◆ **LISTING**:
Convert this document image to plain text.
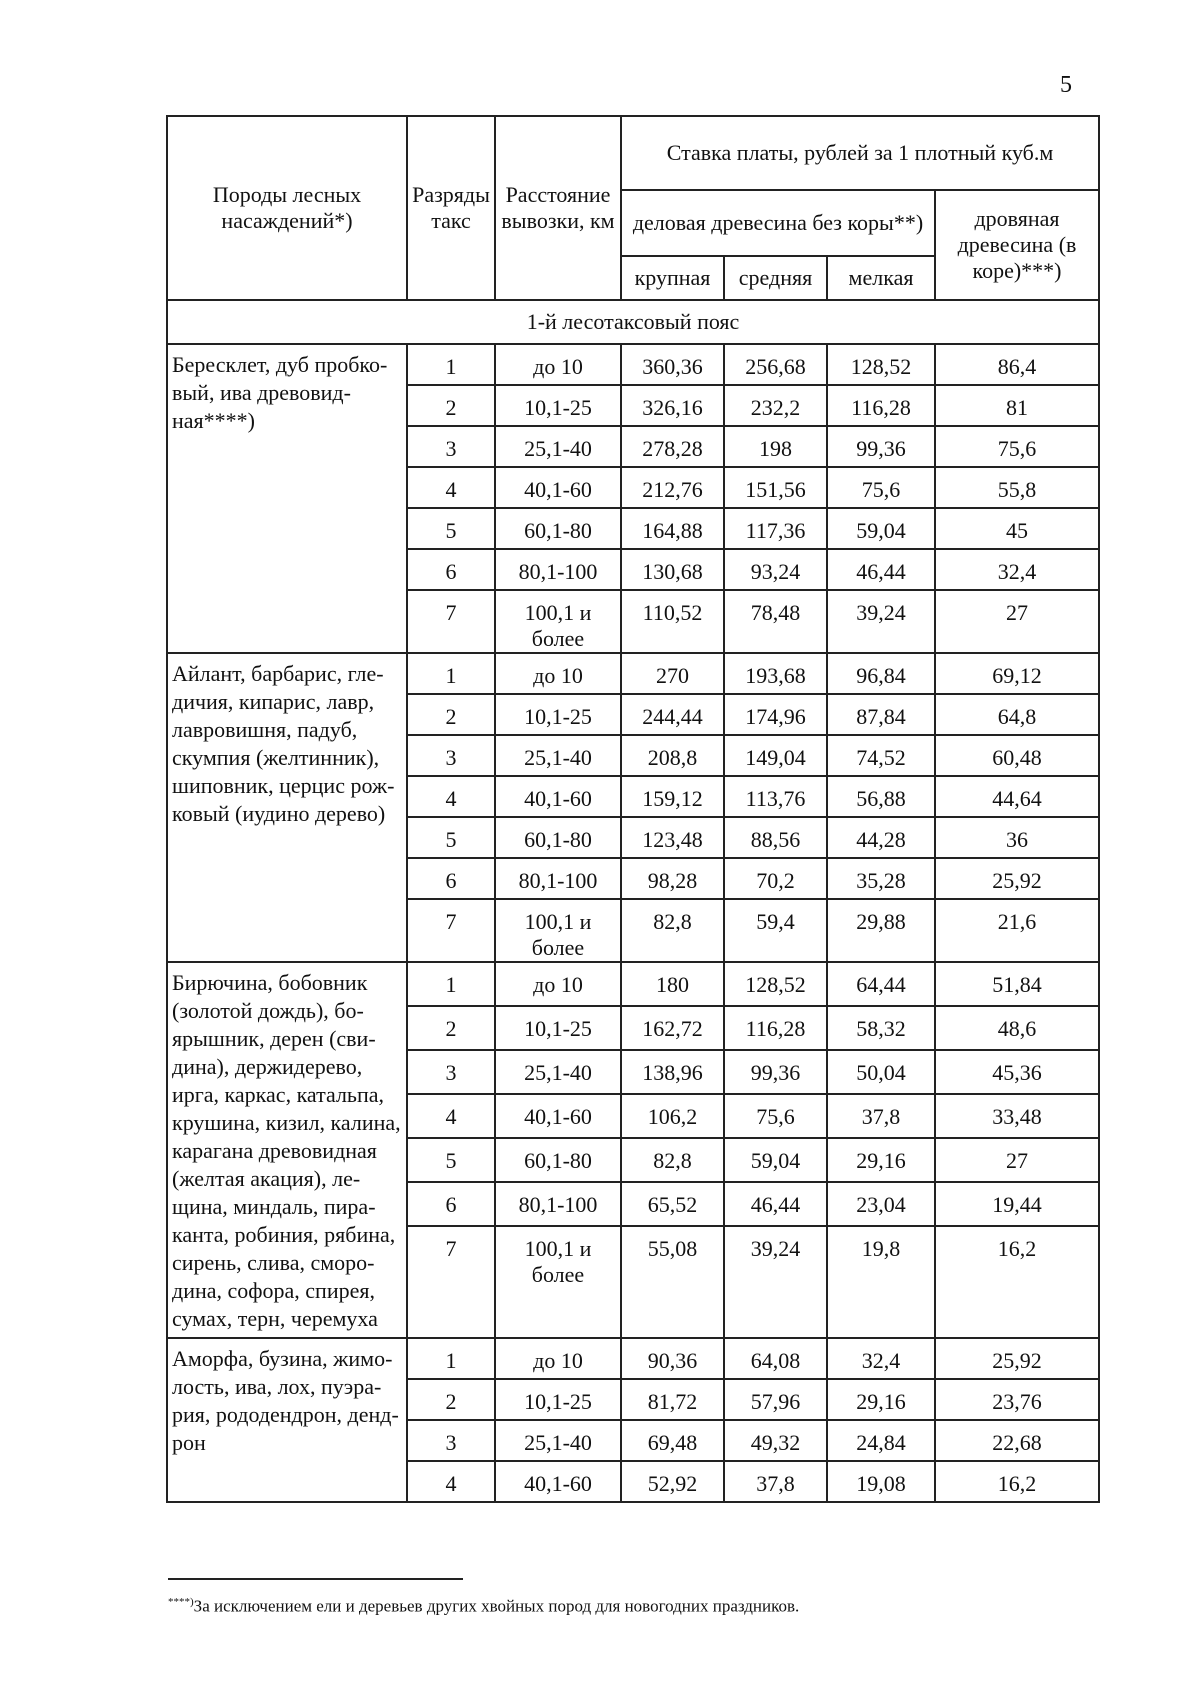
5
Породы лесных насаждений*)	Разряды такс	Расстояние вывозки, км	Ставка платы, рублей за 1 плотный куб.м			
			деловая древесина без коры**)			дровяная древесина (в коре)***)
			крупная	средняя	мелкая	
1-й лесотаксовый пояс						

Бересклет, дуб пробко-вый, ива древовид-ная****)	1	до 10	360,36	256,68	128,52	86,4
	2	10,1-25	326,16	232,2	116,28	81
	3	25,1-40	278,28	198	99,36	75,6
	4	40,1-60	212,76	151,56	75,6	55,8
	5	60,1-80	164,88	117,36	59,04	45
	6	80,1-100	130,68	93,24	46,44	32,4
	7	100,1 и более	110,52	78,48	39,24	27

Айлант, барбарис, гле-дичия, кипарис, лавр, лавровишня, падуб, скумпия (желтинник), шиповник, церцис рож-ковый (иудино дерево)	1	до 10	270	193,68	96,84	69,12
	2	10,1-25	244,44	174,96	87,84	64,8
	3	25,1-40	208,8	149,04	74,52	60,48
	4	40,1-60	159,12	113,76	56,88	44,64
	5	60,1-80	123,48	88,56	44,28	36
	6	80,1-100	98,28	70,2	35,28	25,92
	7	100,1 и более	82,8	59,4	29,88	21,6

Бирючина, бобовник (золотой дождь), бо-ярышник, дерен (сви-дина), держидерево, ирга, каркас, катальпа, крушина, кизил, калина, карагана древовидная (желтая акация), ле-щина, миндаль, пира-канта, робиния, рябина, сирень, слива, сморо-дина, софора, спирея, сумах, терн, черемуха	1	до 10	180	128,52	64,44	51,84
	2	10,1-25	162,72	116,28	58,32	48,6
	3	25,1-40	138,96	99,36	50,04	45,36
	4	40,1-60	106,2	75,6	37,8	33,48
	5	60,1-80	82,8	59,04	29,16	27
	6	80,1-100	65,52	46,44	23,04	19,44
	7	100,1 и более	55,08	39,24	19,8	16,2

Аморфа, бузина, жимо-лость, ива, лох, пуэра-рия, рододендрон, денд-рон	1	до 10	90,36	64,08	32,4	25,92
	2	10,1-25	81,72	57,96	29,16	23,76
	3	25,1-40	69,48	49,32	24,84	22,68
	4	40,1-60	52,92	37,8	19,08	16,2
****)За исключением ели и деревьев других хвойных пород для новогодних праздников.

◆ **YOUR OBJECTIVE**: Omit the pictures and reproduce the listing exactly.

◆ **OUTPUT**:
Convert this document image to plain text.
5
Породы лесных насаждений*)	Разряды такс	Расстояние вывозки, км	Ставка платы, рублей за 1 плотный куб.м			
			деловая древесина без коры**)			дровяная древесина (в коре)***)
			крупная	средняя	мелкая	
1-й лесотаксовый пояс						

Бересклет, дуб пробко-вый, ива древовид-ная****)	1	до 10	360,36	256,68	128,52	86,4
	2	10,1-25	326,16	232,2	116,28	81
	3	25,1-40	278,28	198	99,36	75,6
	4	40,1-60	212,76	151,56	75,6	55,8
	5	60,1-80	164,88	117,36	59,04	45
	6	80,1-100	130,68	93,24	46,44	32,4
	7	100,1 и более	110,52	78,48	39,24	27

Айлант, барбарис, гле-дичия, кипарис, лавр, лавровишня, падуб, скумпия (желтинник), шиповник, церцис рож-ковый (иудино дерево)	1	до 10	270	193,68	96,84	69,12
	2	10,1-25	244,44	174,96	87,84	64,8
	3	25,1-40	208,8	149,04	74,52	60,48
	4	40,1-60	159,12	113,76	56,88	44,64
	5	60,1-80	123,48	88,56	44,28	36
	6	80,1-100	98,28	70,2	35,28	25,92
	7	100,1 и более	82,8	59,4	29,88	21,6

Бирючина, бобовник (золотой дождь), бо-ярышник, дерен (сви-дина), держидерево, ирга, каркас, катальпа, крушина, кизил, калина, карагана древовидная (желтая акация), ле-щина, миндаль, пира-канта, робиния, рябина, сирень, слива, сморо-дина, софора, спирея, сумах, терн, черемуха	1	до 10	180	128,52	64,44	51,84
	2	10,1-25	162,72	116,28	58,32	48,6
	3	25,1-40	138,96	99,36	50,04	45,36
	4	40,1-60	106,2	75,6	37,8	33,48
	5	60,1-80	82,8	59,04	29,16	27
	6	80,1-100	65,52	46,44	23,04	19,44
	7	100,1 и более	55,08	39,24	19,8	16,2

Аморфа, бузина, жимо-лость, ива, лох, пуэра-рия, рододендрон, денд-рон	1	до 10	90,36	64,08	32,4	25,92
	2	10,1-25	81,72	57,96	29,16	23,76
	3	25,1-40	69,48	49,32	24,84	22,68
	4	40,1-60	52,92	37,8	19,08	16,2
****)За исключением ели и деревьев других хвойных пород для новогодних праздников.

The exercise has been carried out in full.